## Written exercise:
Repeat the listing that follows, character for character, minus the pictures.

## Record extracts:

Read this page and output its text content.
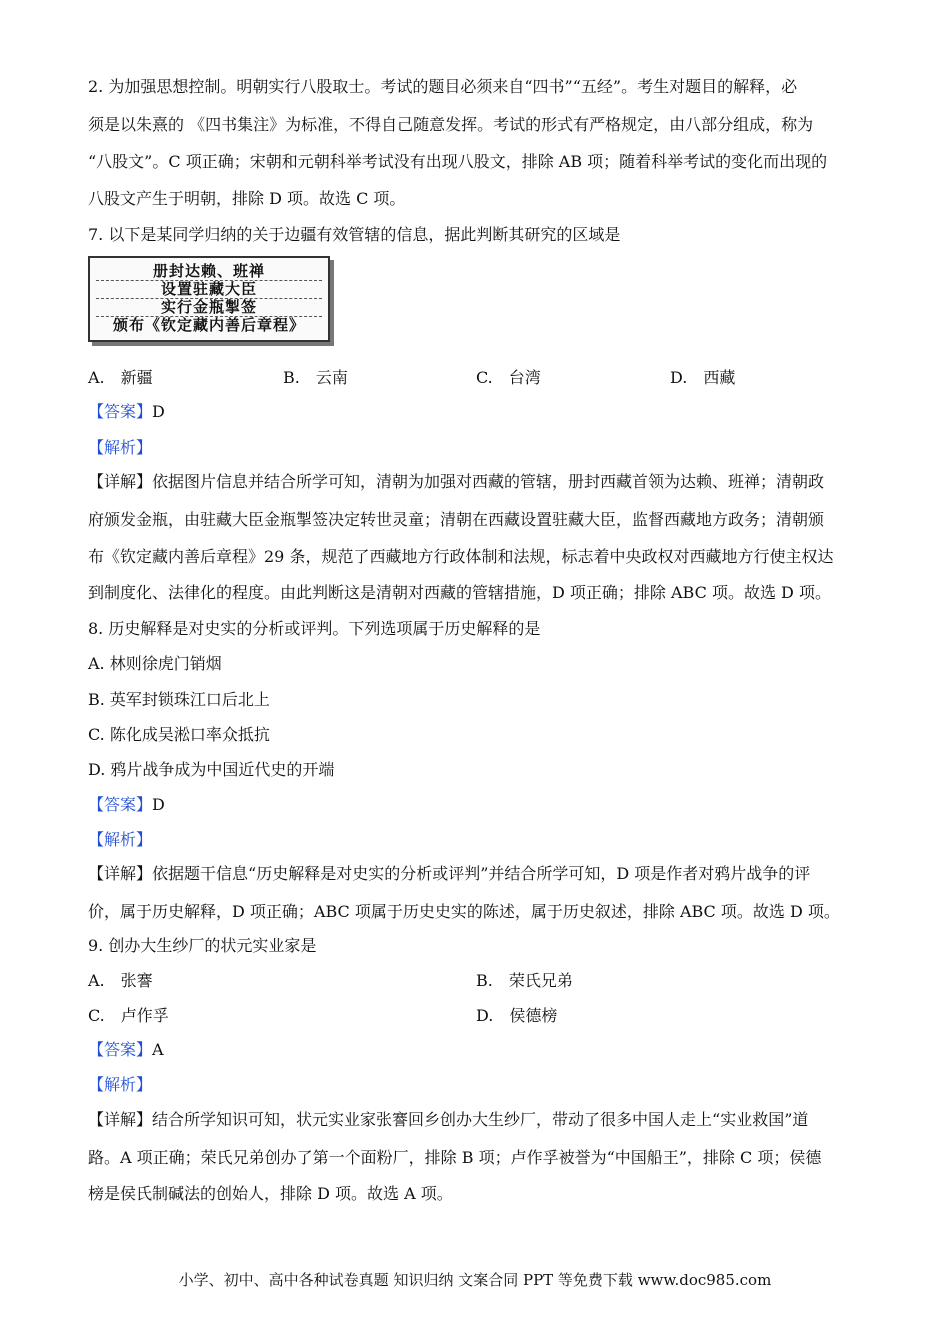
2. 为加强思想控制。明朝实行八股取士。考试的题目必须来自“四书”“五经”。考生对题目的解释，必
须是以朱熹的 《四书集注》为标准，不得自己随意发挥。考试的形式有严格规定，由八部分组成，称为
“八股文”。C 项正确；宋朝和元朝科举考试没有出现八股文，排除 AB 项；随着科举考试的变化而出现的
八股文产生于明朝，排除 D 项。故选 C 项。
7. 以下是某同学归纳的关于边疆有效管辖的信息，据此判断其研究的区域是
册封达赖、班禅
设置驻藏大臣
实行金瓶掣签
颁布《钦定藏内善后章程》
A.　新疆	B.　云南	C.　台湾	D.　西藏
【答案】D
【解析】
【详解】依据图片信息并结合所学可知，清朝为加强对西藏的管辖，册封西藏首领为达赖、班禅；清朝政
府颁发金瓶，由驻藏大臣金瓶掣签决定转世灵童；清朝在西藏设置驻藏大臣，监督西藏地方政务；清朝颁
布《钦定藏内善后章程》29 条，规范了西藏地方行政体制和法规，标志着中央政权对西藏地方行使主权达
到制度化、法律化的程度。由此判断这是清朝对西藏的管辖措施，D 项正确；排除 ABC 项。故选 D 项。
8. 历史解释是对史实的分析或评判。下列选项属于历史解释的是
A. 林则徐虎门销烟
B. 英军封锁珠江口后北上
C. 陈化成吴淞口率众抵抗
D. 鸦片战争成为中国近代史的开端
【答案】D
【解析】
【详解】依据题干信息“历史解释是对史实的分析或评判”并结合所学可知，D 项是作者对鸦片战争的评
价，属于历史解释，D 项正确；ABC 项属于历史史实的陈述，属于历史叙述，排除 ABC 项。故选 D 项。
9. 创办大生纱厂的状元实业家是
A.　张謇	B.　荣氏兄弟
C.　卢作孚	D.　侯德榜
【答案】A
【解析】
【详解】结合所学知识可知，状元实业家张謇回乡创办大生纱厂，带动了很多中国人走上“实业救国”道
路。A 项正确；荣氏兄弟创办了第一个面粉厂，排除 B 项；卢作孚被誉为“中国船王”，排除 C 项；侯德
榜是侯氏制碱法的创始人，排除 D 项。故选 A 项。
小学、初中、高中各种试卷真题 知识归纳 文案合同 PPT 等免费下载 www.doc985.com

## Written answer:
Read this page and output its text content.
2. 为加强思想控制。明朝实行八股取士。考试的题目必须来自“四书”“五经”。考生对题目的解释，必
须是以朱熹的 《四书集注》为标准，不得自己随意发挥。考试的形式有严格规定，由八部分组成，称为
“八股文”。C 项正确；宋朝和元朝科举考试没有出现八股文，排除 AB 项；随着科举考试的变化而出现的
八股文产生于明朝，排除 D 项。故选 C 项。
7. 以下是某同学归纳的关于边疆有效管辖的信息，据此判断其研究的区域是
册封达赖、班禅
设置驻藏大臣
实行金瓶掣签
颁布《钦定藏内善后章程》
A.　新疆	B.　云南	C.　台湾	D.　西藏
【答案】D
【解析】
【详解】依据图片信息并结合所学可知，清朝为加强对西藏的管辖，册封西藏首领为达赖、班禅；清朝政
府颁发金瓶，由驻藏大臣金瓶掣签决定转世灵童；清朝在西藏设置驻藏大臣，监督西藏地方政务；清朝颁
布《钦定藏内善后章程》29 条，规范了西藏地方行政体制和法规，标志着中央政权对西藏地方行使主权达
到制度化、法律化的程度。由此判断这是清朝对西藏的管辖措施，D 项正确；排除 ABC 项。故选 D 项。
8. 历史解释是对史实的分析或评判。下列选项属于历史解释的是
A. 林则徐虎门销烟
B. 英军封锁珠江口后北上
C. 陈化成吴淞口率众抵抗
D. 鸦片战争成为中国近代史的开端
【答案】D
【解析】
【详解】依据题干信息“历史解释是对史实的分析或评判”并结合所学可知，D 项是作者对鸦片战争的评
价，属于历史解释，D 项正确；ABC 项属于历史史实的陈述，属于历史叙述，排除 ABC 项。故选 D 项。
9. 创办大生纱厂的状元实业家是
A.　张謇	B.　荣氏兄弟
C.　卢作孚	D.　侯德榜
【答案】A
【解析】
【详解】结合所学知识可知，状元实业家张謇回乡创办大生纱厂，带动了很多中国人走上“实业救国”道
路。A 项正确；荣氏兄弟创办了第一个面粉厂，排除 B 项；卢作孚被誉为“中国船王”，排除 C 项；侯德
榜是侯氏制碱法的创始人，排除 D 项。故选 A 项。
小学、初中、高中各种试卷真题 知识归纳 文案合同 PPT 等免费下载 www.doc985.com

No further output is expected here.